> What is being asked:
Give the count of lines in the data that include "Накопление", with no other words.

# START OF Input rows

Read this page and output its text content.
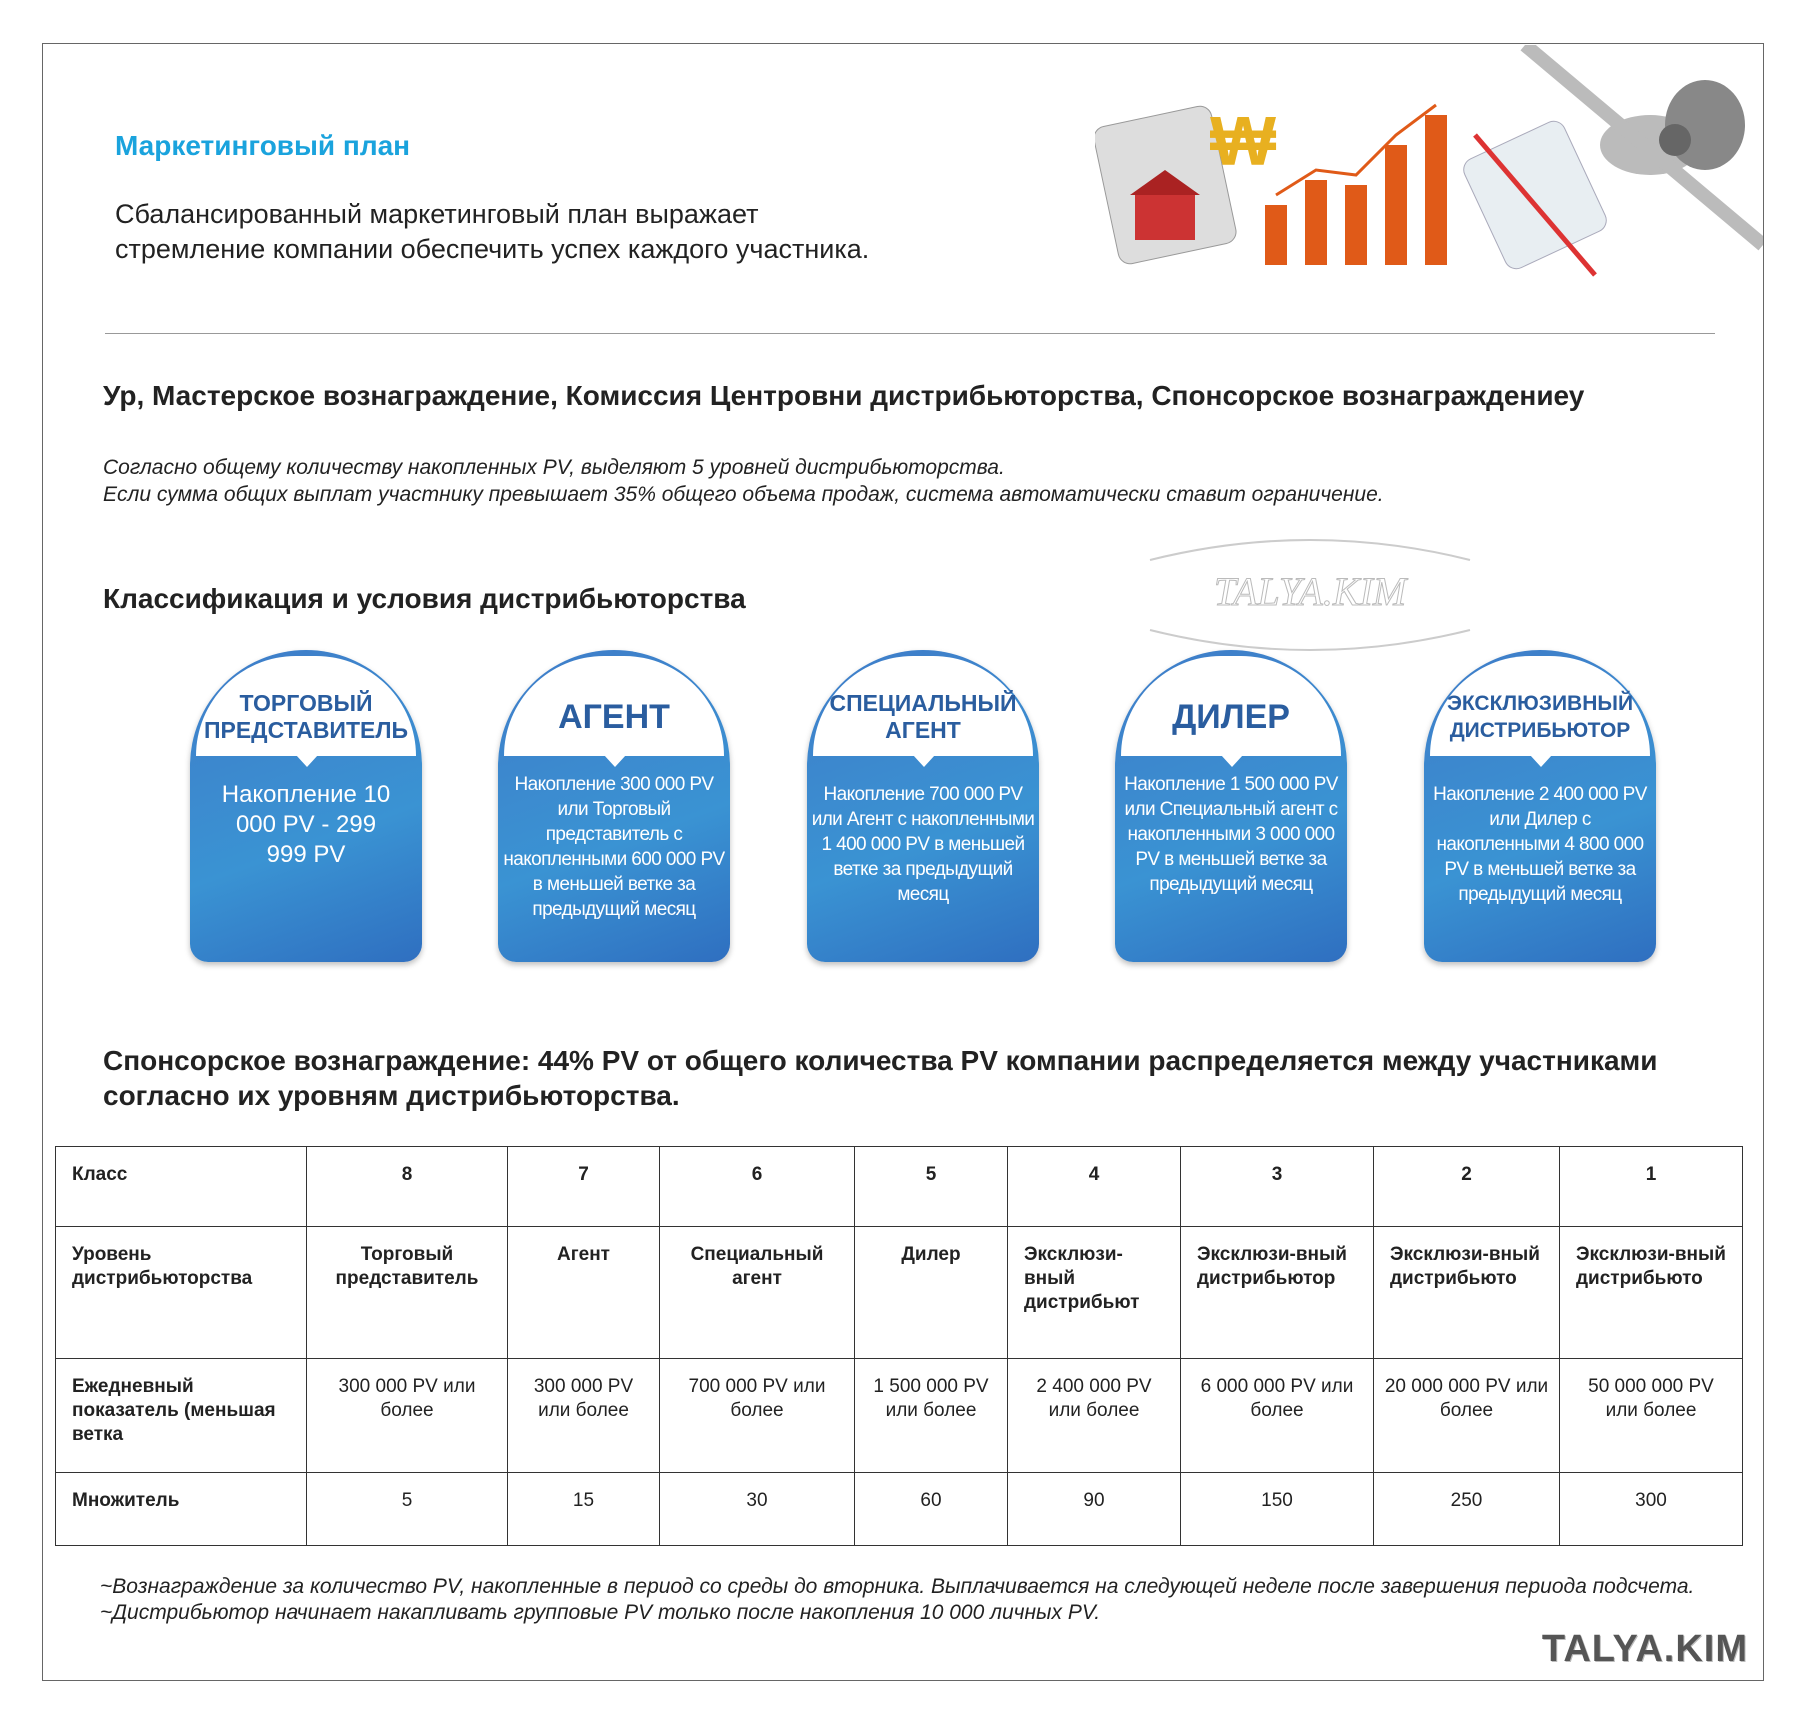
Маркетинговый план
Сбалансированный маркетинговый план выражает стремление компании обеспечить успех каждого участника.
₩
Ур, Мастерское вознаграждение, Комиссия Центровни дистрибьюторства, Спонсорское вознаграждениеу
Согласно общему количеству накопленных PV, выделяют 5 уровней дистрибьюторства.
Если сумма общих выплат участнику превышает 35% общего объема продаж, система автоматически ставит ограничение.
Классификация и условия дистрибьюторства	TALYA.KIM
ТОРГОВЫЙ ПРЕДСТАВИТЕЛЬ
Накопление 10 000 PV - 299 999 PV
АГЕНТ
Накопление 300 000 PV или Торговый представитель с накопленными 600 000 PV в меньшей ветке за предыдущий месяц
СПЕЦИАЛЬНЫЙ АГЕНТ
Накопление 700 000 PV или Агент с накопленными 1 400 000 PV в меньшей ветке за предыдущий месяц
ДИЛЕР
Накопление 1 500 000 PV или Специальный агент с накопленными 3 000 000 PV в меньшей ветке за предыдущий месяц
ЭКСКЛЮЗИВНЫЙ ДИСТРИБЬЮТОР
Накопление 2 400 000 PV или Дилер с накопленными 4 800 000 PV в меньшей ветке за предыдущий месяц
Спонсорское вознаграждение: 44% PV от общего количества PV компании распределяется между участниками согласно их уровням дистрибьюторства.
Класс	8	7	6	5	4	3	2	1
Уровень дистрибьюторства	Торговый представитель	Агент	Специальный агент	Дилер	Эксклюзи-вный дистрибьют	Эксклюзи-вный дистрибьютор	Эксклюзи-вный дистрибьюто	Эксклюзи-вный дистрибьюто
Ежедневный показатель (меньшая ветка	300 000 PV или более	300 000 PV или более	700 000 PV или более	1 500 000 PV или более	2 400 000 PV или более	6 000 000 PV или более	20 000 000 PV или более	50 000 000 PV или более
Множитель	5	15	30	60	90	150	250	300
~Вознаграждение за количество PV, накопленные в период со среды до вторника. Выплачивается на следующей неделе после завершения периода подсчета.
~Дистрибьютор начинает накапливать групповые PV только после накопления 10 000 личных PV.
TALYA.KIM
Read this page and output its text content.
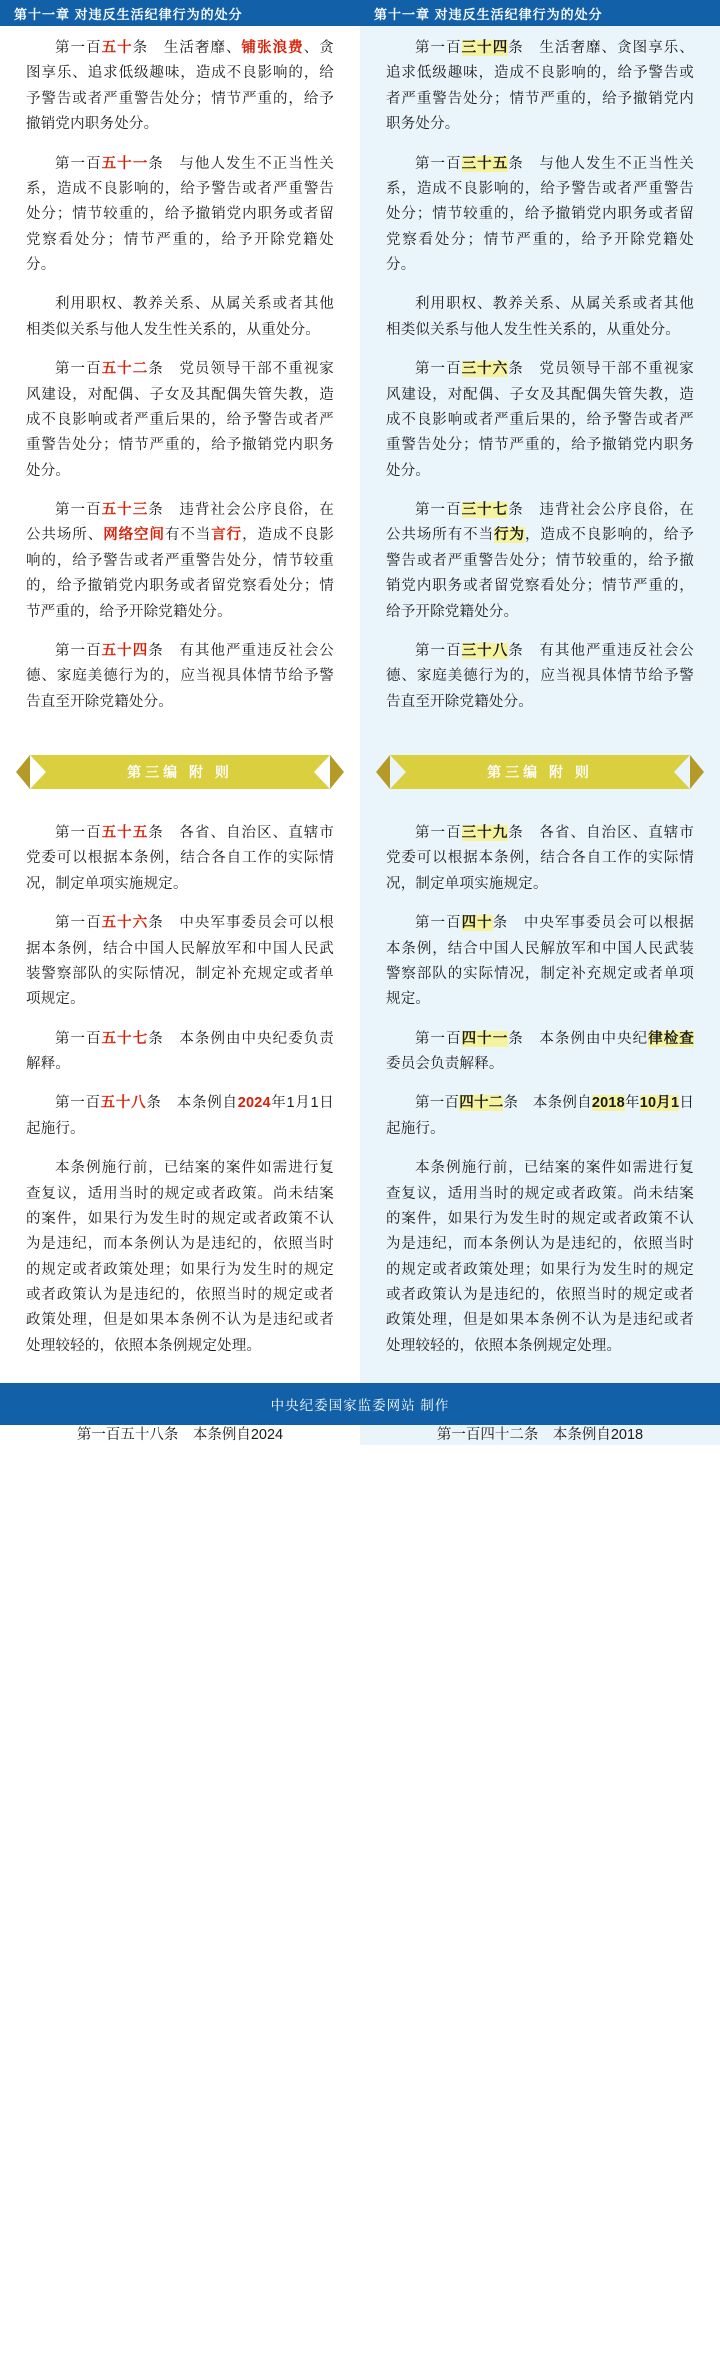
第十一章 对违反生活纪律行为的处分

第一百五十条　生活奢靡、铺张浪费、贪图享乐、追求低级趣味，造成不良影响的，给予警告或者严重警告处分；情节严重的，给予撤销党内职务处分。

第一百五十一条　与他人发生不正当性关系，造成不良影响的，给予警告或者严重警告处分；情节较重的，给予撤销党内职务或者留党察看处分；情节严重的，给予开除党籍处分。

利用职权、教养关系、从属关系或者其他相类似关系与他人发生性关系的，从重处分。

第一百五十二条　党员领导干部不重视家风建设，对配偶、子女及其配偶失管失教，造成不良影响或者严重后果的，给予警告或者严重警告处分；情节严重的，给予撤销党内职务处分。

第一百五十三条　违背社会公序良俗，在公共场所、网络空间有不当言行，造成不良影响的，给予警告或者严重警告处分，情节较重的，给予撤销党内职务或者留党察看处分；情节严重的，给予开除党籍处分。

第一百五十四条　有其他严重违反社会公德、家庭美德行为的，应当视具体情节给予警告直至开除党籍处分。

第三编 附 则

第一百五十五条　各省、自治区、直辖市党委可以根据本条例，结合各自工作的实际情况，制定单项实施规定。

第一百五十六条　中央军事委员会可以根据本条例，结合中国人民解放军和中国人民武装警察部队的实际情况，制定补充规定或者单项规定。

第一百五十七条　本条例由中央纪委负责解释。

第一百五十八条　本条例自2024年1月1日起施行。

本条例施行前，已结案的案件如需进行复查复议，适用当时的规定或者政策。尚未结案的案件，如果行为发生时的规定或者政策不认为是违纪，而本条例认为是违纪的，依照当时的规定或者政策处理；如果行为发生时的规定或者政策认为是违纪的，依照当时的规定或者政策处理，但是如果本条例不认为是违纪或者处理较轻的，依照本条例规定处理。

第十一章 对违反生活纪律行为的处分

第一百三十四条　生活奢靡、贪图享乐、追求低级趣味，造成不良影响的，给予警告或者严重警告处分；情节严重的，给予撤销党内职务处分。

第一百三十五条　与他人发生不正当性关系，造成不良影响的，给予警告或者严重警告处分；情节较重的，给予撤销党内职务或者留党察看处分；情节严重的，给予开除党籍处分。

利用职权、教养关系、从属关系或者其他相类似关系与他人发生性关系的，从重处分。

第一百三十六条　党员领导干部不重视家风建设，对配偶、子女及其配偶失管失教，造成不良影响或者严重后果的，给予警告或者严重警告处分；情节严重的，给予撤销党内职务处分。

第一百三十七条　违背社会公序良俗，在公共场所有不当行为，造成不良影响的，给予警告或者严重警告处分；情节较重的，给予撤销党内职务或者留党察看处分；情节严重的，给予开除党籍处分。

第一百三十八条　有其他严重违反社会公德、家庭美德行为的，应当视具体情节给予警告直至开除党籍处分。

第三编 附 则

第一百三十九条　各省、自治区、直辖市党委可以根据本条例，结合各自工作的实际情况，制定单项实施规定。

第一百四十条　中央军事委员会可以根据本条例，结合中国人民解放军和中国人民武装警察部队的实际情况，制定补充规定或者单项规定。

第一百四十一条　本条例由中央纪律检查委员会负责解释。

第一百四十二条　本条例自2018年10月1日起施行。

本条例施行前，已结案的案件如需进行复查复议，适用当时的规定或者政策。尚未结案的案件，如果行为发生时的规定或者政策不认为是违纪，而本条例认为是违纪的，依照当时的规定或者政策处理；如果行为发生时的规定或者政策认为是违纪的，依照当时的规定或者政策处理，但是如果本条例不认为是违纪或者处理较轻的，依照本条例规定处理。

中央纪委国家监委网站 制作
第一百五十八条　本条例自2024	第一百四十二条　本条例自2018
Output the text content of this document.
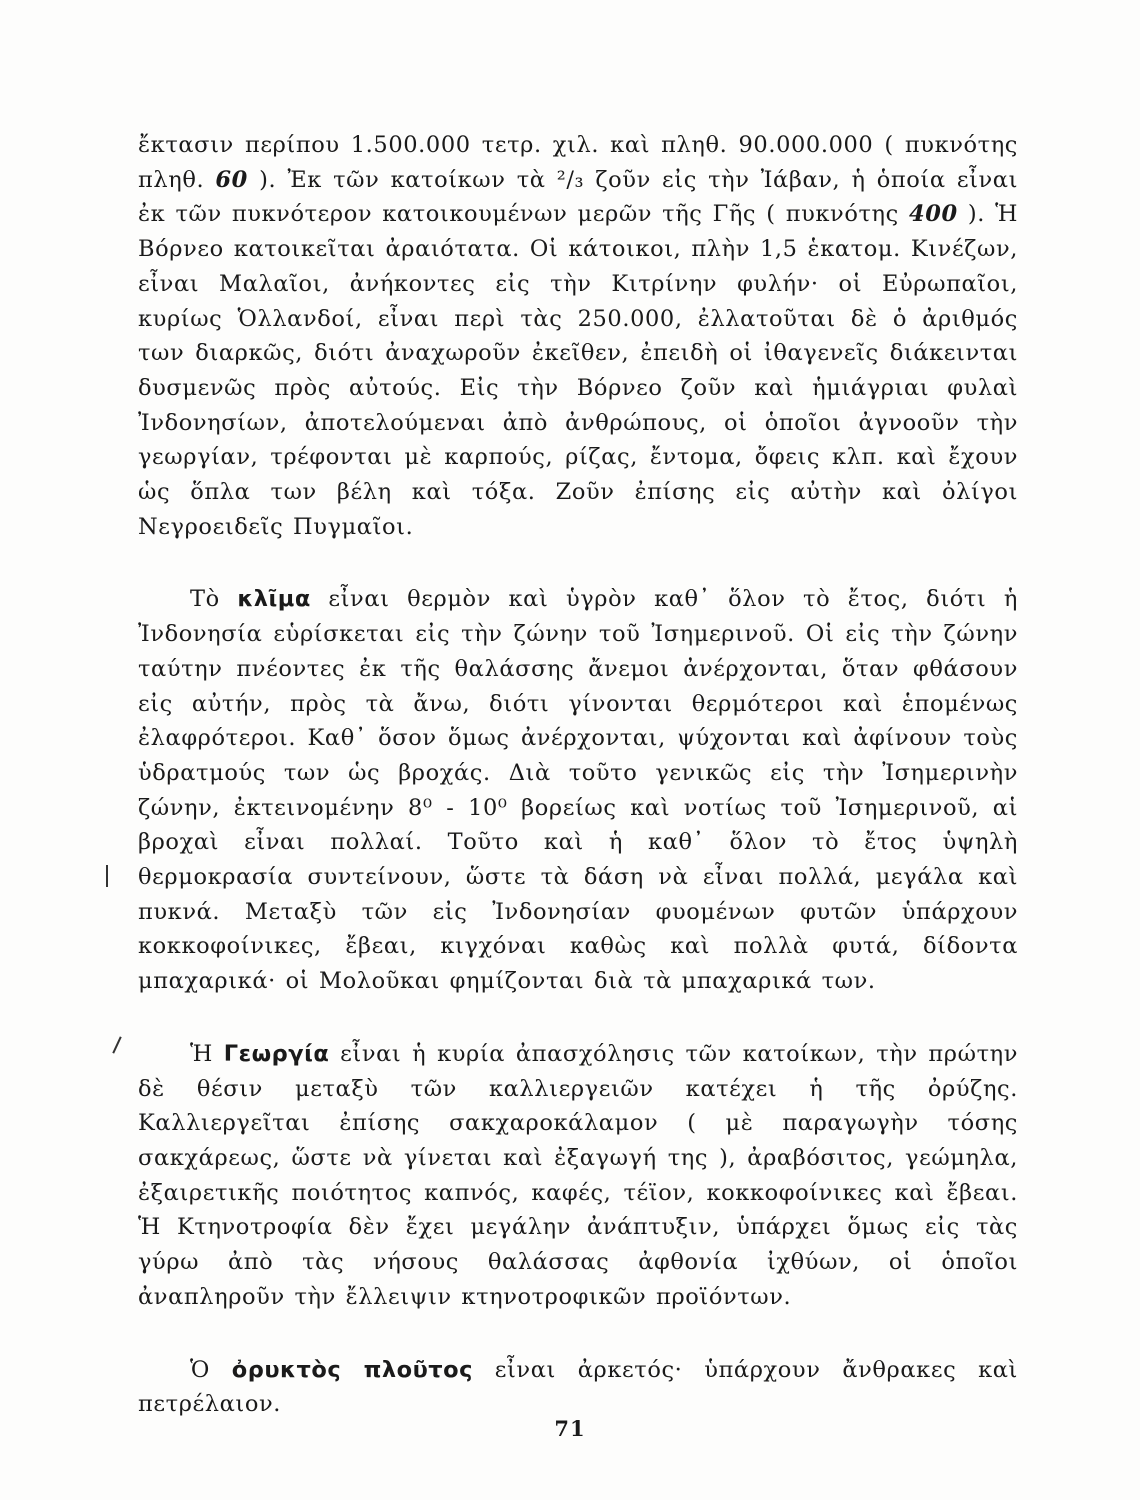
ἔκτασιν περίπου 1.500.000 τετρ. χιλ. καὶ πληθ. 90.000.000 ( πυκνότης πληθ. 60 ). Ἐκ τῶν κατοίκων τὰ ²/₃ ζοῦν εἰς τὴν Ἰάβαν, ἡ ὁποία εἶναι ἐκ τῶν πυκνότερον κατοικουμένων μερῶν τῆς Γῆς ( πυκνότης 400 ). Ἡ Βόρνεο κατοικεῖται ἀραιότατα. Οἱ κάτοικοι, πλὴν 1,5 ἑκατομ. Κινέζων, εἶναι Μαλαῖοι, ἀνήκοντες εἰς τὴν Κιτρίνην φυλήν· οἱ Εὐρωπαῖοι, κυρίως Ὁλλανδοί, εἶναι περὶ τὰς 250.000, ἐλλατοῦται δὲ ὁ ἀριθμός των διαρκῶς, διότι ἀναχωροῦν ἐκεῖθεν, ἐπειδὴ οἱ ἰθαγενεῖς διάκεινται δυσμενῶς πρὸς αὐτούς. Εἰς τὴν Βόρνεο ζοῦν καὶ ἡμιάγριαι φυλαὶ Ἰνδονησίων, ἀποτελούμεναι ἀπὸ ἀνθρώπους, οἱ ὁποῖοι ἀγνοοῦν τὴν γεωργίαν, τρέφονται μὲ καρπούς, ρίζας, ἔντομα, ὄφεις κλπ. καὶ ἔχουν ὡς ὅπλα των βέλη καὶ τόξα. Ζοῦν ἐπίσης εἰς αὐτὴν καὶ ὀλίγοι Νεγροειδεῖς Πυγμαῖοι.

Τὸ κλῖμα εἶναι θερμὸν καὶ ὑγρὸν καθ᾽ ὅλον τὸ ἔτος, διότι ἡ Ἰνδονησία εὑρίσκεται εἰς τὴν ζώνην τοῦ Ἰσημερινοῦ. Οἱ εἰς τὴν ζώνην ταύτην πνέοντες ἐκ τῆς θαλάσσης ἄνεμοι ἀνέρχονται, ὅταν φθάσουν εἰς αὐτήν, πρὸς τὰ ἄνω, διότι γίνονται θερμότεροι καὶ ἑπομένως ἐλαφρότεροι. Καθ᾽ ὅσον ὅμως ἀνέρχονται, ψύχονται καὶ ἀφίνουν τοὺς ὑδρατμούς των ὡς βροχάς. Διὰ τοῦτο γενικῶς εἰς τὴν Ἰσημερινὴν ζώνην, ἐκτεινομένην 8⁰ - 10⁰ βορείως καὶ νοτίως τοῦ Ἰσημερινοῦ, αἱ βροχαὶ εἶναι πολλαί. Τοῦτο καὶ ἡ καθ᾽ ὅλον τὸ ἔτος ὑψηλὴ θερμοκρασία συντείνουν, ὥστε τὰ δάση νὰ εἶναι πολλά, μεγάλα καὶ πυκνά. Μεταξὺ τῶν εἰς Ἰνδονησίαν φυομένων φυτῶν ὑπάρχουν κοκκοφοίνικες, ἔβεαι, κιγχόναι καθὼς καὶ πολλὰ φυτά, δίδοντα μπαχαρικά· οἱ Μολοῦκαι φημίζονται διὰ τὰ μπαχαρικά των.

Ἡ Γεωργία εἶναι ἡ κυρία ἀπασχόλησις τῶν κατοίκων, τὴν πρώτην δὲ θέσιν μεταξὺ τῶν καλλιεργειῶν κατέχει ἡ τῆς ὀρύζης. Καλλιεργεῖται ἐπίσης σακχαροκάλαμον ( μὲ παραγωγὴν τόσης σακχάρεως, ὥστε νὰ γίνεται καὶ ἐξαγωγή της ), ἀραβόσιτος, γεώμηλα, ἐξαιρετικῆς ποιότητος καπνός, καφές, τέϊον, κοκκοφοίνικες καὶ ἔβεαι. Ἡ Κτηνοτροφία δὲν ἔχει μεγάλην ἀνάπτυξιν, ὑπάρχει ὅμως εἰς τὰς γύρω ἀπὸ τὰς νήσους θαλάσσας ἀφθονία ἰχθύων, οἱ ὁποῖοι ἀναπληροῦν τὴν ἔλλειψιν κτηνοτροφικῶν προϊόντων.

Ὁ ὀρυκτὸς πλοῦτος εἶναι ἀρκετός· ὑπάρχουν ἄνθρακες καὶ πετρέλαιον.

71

# END OF Input rows

> The solution:
5